◆ **WHAT IS REQUIRED**: Can you copy the material below word for word, from its first line up to and including the line with "y-tick-label-Ca: Ca (185, 1442, 247, 1504)"?

◆ **INPUT ROWS**:

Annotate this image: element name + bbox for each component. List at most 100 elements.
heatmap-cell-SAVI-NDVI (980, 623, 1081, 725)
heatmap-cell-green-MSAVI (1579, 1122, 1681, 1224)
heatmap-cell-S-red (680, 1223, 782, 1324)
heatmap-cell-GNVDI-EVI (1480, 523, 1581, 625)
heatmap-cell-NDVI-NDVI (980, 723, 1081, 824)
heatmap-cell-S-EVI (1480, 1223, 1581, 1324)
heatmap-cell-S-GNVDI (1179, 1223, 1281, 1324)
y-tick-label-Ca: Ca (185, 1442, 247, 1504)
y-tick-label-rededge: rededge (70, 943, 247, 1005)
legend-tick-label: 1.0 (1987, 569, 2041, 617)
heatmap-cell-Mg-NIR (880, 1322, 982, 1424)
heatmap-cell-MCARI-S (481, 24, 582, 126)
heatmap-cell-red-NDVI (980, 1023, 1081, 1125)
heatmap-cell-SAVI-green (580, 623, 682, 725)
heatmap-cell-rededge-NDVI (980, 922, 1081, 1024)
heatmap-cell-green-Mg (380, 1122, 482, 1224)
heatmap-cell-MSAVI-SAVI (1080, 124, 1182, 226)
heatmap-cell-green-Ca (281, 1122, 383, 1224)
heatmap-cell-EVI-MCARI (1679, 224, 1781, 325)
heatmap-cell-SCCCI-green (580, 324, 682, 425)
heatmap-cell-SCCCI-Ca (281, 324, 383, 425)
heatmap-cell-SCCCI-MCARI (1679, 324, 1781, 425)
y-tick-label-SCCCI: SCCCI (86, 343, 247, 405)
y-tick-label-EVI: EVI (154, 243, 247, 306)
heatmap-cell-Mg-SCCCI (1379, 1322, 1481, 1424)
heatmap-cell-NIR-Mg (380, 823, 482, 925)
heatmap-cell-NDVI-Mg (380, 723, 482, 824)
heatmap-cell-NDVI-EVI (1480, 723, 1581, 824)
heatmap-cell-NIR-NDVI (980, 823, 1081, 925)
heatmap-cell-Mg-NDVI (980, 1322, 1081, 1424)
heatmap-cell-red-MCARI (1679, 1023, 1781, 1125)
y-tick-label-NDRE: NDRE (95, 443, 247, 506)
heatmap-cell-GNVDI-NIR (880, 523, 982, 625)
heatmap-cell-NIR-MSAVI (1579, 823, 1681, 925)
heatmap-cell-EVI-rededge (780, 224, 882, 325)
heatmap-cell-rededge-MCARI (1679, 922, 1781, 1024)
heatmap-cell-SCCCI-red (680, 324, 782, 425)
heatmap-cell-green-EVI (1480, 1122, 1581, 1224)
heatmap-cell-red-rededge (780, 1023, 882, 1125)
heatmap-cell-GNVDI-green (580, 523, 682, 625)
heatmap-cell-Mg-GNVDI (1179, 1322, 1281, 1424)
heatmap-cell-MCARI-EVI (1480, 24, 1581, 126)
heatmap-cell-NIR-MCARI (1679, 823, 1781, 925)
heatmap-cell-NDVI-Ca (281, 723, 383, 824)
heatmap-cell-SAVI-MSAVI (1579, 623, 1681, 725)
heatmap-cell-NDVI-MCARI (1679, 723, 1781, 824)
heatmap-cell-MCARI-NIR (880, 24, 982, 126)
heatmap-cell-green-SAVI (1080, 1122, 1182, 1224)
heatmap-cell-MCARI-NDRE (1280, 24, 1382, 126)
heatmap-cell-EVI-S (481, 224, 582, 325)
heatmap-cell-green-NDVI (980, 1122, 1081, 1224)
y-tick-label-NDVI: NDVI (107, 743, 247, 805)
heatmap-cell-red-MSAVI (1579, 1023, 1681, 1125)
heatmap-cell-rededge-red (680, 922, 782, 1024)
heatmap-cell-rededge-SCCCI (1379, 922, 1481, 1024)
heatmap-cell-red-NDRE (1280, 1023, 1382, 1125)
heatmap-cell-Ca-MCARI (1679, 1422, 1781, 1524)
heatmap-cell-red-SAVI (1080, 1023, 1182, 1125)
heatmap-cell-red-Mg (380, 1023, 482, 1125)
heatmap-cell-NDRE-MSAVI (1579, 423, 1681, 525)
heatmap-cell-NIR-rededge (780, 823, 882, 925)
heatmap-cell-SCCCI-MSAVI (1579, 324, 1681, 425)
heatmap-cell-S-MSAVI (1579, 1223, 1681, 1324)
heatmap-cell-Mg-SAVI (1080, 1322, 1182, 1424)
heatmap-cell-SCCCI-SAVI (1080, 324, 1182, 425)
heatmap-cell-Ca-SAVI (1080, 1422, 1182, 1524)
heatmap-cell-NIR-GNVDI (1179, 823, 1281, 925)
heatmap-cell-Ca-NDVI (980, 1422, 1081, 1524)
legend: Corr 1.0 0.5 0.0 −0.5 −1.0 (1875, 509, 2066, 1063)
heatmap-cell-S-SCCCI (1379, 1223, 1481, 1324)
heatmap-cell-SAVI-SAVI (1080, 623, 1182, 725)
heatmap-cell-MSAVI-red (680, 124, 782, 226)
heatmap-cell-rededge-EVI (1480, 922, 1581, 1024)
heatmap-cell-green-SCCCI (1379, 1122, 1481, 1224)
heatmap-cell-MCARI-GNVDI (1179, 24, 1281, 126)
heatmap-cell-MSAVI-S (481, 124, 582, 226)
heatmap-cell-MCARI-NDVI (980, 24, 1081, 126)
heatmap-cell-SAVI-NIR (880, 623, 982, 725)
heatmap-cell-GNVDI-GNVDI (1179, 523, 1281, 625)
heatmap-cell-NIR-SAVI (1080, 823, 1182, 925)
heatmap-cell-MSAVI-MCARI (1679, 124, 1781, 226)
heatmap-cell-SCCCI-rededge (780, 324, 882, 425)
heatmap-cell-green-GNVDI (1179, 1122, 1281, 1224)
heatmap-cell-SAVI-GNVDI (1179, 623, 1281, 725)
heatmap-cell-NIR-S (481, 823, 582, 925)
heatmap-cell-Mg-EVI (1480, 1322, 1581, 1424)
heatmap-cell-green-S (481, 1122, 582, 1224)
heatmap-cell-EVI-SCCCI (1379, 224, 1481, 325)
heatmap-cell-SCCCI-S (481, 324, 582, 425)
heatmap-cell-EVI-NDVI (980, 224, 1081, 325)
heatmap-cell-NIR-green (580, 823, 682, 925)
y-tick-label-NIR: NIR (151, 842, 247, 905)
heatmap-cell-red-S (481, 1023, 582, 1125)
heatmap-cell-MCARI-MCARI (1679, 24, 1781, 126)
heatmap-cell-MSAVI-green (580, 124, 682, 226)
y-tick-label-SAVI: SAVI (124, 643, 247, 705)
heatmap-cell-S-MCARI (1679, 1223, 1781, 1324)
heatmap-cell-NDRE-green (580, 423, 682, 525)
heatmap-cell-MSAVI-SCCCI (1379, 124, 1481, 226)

◆ **WRITTEN REPLY**:
Annotate this image: element name + bbox for each component. List at most 100 elements.
heatmap-cell-SAVI-NDVI (980, 623, 1081, 725)
heatmap-cell-green-MSAVI (1579, 1122, 1681, 1224)
heatmap-cell-S-red (680, 1223, 782, 1324)
heatmap-cell-GNVDI-EVI (1480, 523, 1581, 625)
heatmap-cell-NDVI-NDVI (980, 723, 1081, 824)
heatmap-cell-S-EVI (1480, 1223, 1581, 1324)
heatmap-cell-S-GNVDI (1179, 1223, 1281, 1324)
y-tick-label-Ca: Ca (185, 1442, 247, 1504)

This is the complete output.